Exercise task: Please set down all the lines beneath this one exactly, without the pictures.

Extracted data entries:
<<<<

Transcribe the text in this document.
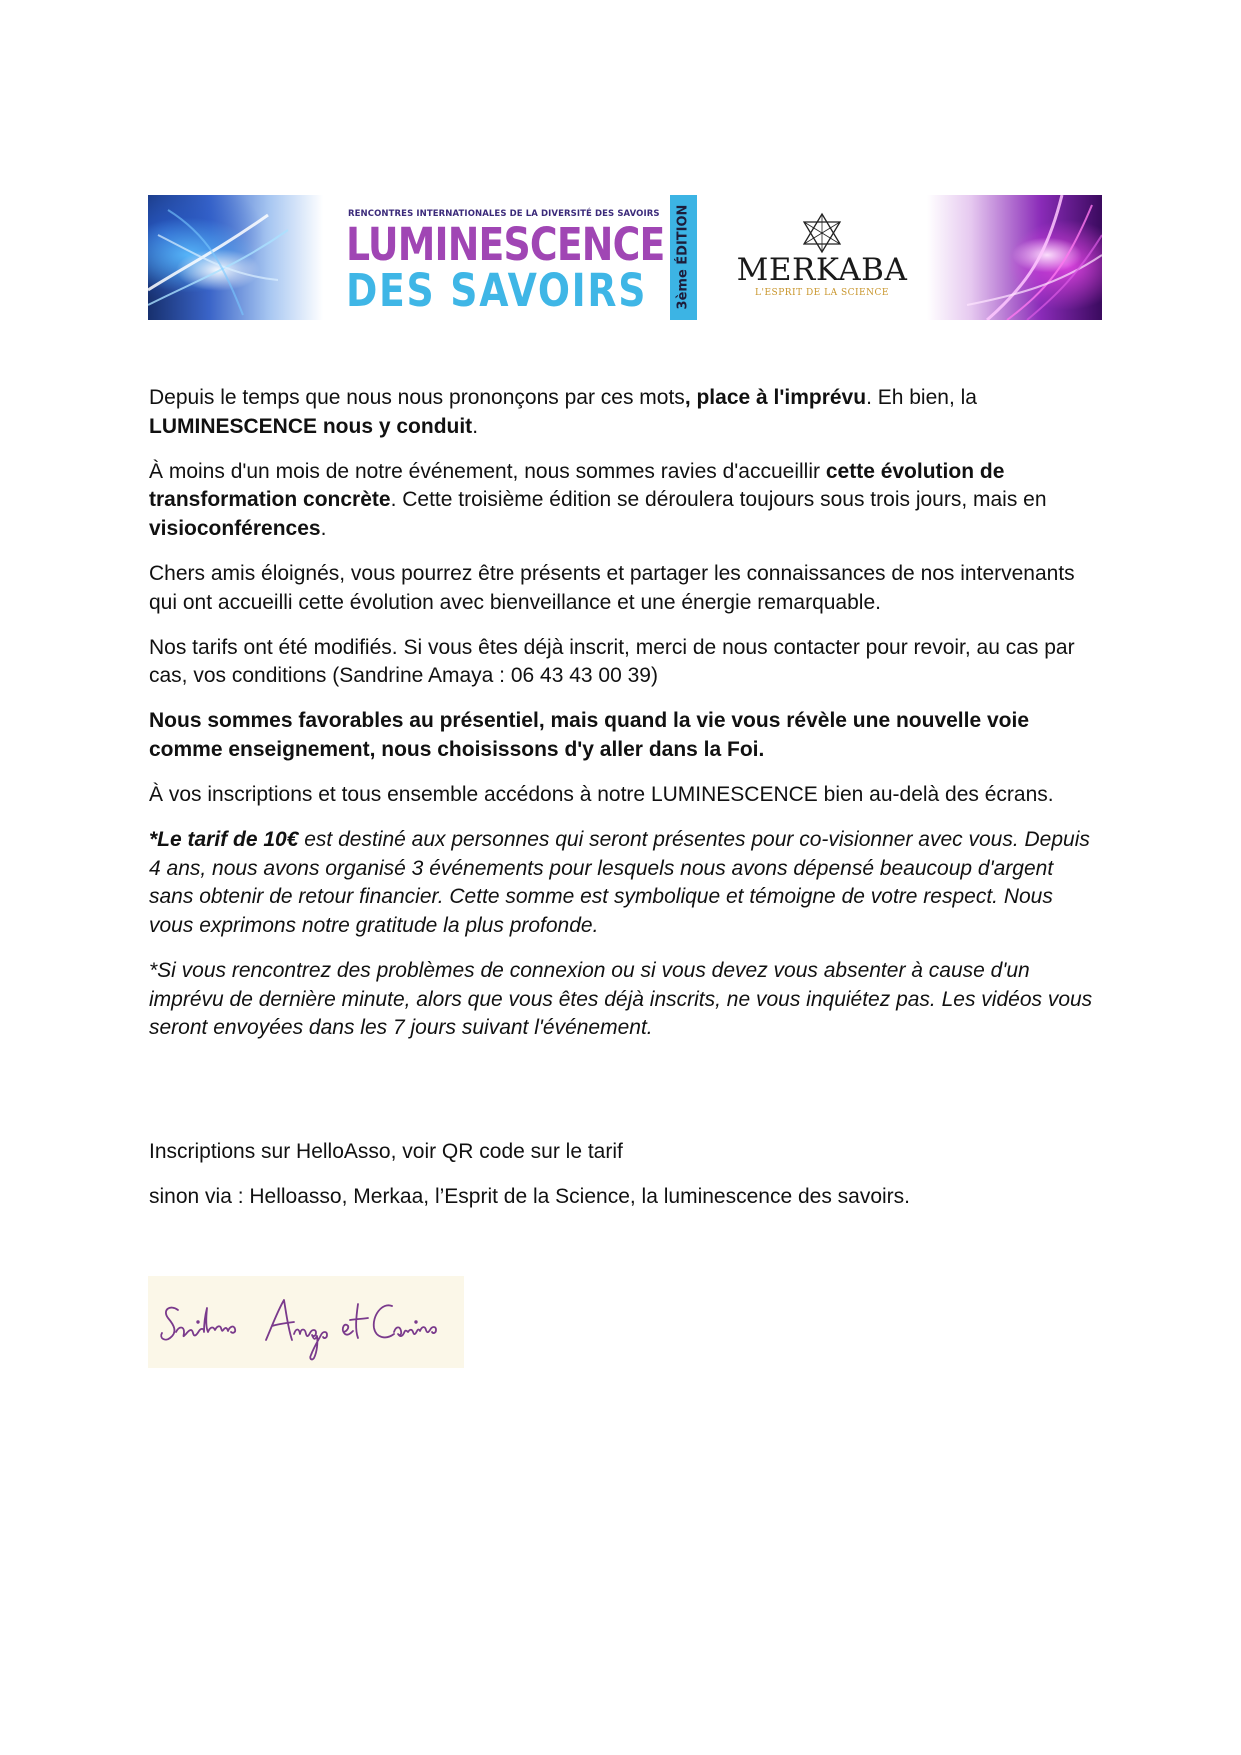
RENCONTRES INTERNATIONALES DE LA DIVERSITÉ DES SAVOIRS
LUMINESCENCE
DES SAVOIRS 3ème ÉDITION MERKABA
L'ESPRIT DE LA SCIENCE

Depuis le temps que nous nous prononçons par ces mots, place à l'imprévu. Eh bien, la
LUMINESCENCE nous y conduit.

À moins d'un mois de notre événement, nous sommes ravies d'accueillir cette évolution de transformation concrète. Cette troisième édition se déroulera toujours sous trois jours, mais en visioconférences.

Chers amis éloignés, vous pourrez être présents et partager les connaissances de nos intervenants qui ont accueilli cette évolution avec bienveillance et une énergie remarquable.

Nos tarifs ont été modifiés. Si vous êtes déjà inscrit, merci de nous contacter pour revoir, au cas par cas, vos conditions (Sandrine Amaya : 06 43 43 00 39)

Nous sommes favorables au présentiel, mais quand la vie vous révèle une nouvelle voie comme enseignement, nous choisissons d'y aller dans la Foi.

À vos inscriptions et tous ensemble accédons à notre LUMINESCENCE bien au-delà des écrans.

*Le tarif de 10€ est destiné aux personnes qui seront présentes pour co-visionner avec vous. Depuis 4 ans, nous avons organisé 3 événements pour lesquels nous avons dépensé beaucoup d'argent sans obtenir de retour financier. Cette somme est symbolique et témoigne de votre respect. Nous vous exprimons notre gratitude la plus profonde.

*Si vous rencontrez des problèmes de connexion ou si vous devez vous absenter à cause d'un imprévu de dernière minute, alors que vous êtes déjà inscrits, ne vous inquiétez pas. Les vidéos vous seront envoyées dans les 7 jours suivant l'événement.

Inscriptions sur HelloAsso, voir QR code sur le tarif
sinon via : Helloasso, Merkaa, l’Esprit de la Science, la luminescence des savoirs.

>>>>

Exercise response:
Transcribe the text in this document.
RENCONTRES INTERNATIONALES DE LA DIVERSITÉ DES SAVOIRS
LUMINESCENCE
DES SAVOIRS 3ème ÉDITION MERKABA
L'ESPRIT DE LA SCIENCE

Depuis le temps que nous nous prononçons par ces mots, place à l'imprévu. Eh bien, la
LUMINESCENCE nous y conduit.

À moins d'un mois de notre événement, nous sommes ravies d'accueillir cette évolution de transformation concrète. Cette troisième édition se déroulera toujours sous trois jours, mais en visioconférences.

Chers amis éloignés, vous pourrez être présents et partager les connaissances de nos intervenants qui ont accueilli cette évolution avec bienveillance et une énergie remarquable.

Nos tarifs ont été modifiés. Si vous êtes déjà inscrit, merci de nous contacter pour revoir, au cas par cas, vos conditions (Sandrine Amaya : 06 43 43 00 39)

Nous sommes favorables au présentiel, mais quand la vie vous révèle une nouvelle voie comme enseignement, nous choisissons d'y aller dans la Foi.

À vos inscriptions et tous ensemble accédons à notre LUMINESCENCE bien au-delà des écrans.

*Le tarif de 10€ est destiné aux personnes qui seront présentes pour co-visionner avec vous. Depuis 4 ans, nous avons organisé 3 événements pour lesquels nous avons dépensé beaucoup d'argent sans obtenir de retour financier. Cette somme est symbolique et témoigne de votre respect. Nous vous exprimons notre gratitude la plus profonde.

*Si vous rencontrez des problèmes de connexion ou si vous devez vous absenter à cause d'un imprévu de dernière minute, alors que vous êtes déjà inscrits, ne vous inquiétez pas. Les vidéos vous seront envoyées dans les 7 jours suivant l'événement.

Inscriptions sur HelloAsso, voir QR code sur le tarif
sinon via : Helloasso, Merkaa, l’Esprit de la Science, la luminescence des savoirs.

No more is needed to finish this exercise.